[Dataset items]

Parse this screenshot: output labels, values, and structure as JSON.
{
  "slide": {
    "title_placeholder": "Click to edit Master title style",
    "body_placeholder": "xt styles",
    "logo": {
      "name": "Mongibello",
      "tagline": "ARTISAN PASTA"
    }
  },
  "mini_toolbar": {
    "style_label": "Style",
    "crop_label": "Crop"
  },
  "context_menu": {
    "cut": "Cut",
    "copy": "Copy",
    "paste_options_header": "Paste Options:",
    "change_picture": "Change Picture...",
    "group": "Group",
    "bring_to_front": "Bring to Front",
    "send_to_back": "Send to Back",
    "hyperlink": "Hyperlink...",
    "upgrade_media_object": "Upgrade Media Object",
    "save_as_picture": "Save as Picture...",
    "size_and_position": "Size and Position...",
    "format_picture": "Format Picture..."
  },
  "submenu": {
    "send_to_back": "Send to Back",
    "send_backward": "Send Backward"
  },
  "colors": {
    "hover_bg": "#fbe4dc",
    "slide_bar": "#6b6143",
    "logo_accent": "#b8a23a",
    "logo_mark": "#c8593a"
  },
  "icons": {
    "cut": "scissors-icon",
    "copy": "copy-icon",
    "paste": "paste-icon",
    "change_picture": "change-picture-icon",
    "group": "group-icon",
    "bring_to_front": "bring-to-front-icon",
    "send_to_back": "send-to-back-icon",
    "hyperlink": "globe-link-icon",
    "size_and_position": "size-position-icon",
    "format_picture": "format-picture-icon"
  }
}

To be done: Would you give the material above again, complete and exact?

Correct answer:
Parse this screenshot: output labels, values, and structure as JSON.
{
  "slide": {
    "title_placeholder": "Click to edit Master title style",
    "body_placeholder": "xt styles",
    "logo": {
      "name": "Mongibello",
      "tagline": "ARTISAN PASTA"
    }
  },
  "mini_toolbar": {
    "style_label": "Style",
    "crop_label": "Crop"
  },
  "context_menu": {
    "cut": "Cut",
    "copy": "Copy",
    "paste_options_header": "Paste Options:",
    "change_picture": "Change Picture...",
    "group": "Group",
    "bring_to_front": "Bring to Front",
    "send_to_back": "Send to Back",
    "hyperlink": "Hyperlink...",
    "upgrade_media_object": "Upgrade Media Object",
    "save_as_picture": "Save as Picture...",
    "size_and_position": "Size and Position...",
    "format_picture": "Format Picture..."
  },
  "submenu": {
    "send_to_back": "Send to Back",
    "send_backward": "Send Backward"
  },
  "colors": {
    "hover_bg": "#fbe4dc",
    "slide_bar": "#6b6143",
    "logo_accent": "#b8a23a",
    "logo_mark": "#c8593a"
  },
  "icons": {
    "cut": "scissors-icon",
    "copy": "copy-icon",
    "paste": "paste-icon",
    "change_picture": "change-picture-icon",
    "group": "group-icon",
    "bring_to_front": "bring-to-front-icon",
    "send_to_back": "send-to-back-icon",
    "hyperlink": "globe-link-icon",
    "size_and_position": "size-position-icon",
    "format_picture": "format-picture-icon"
  }
}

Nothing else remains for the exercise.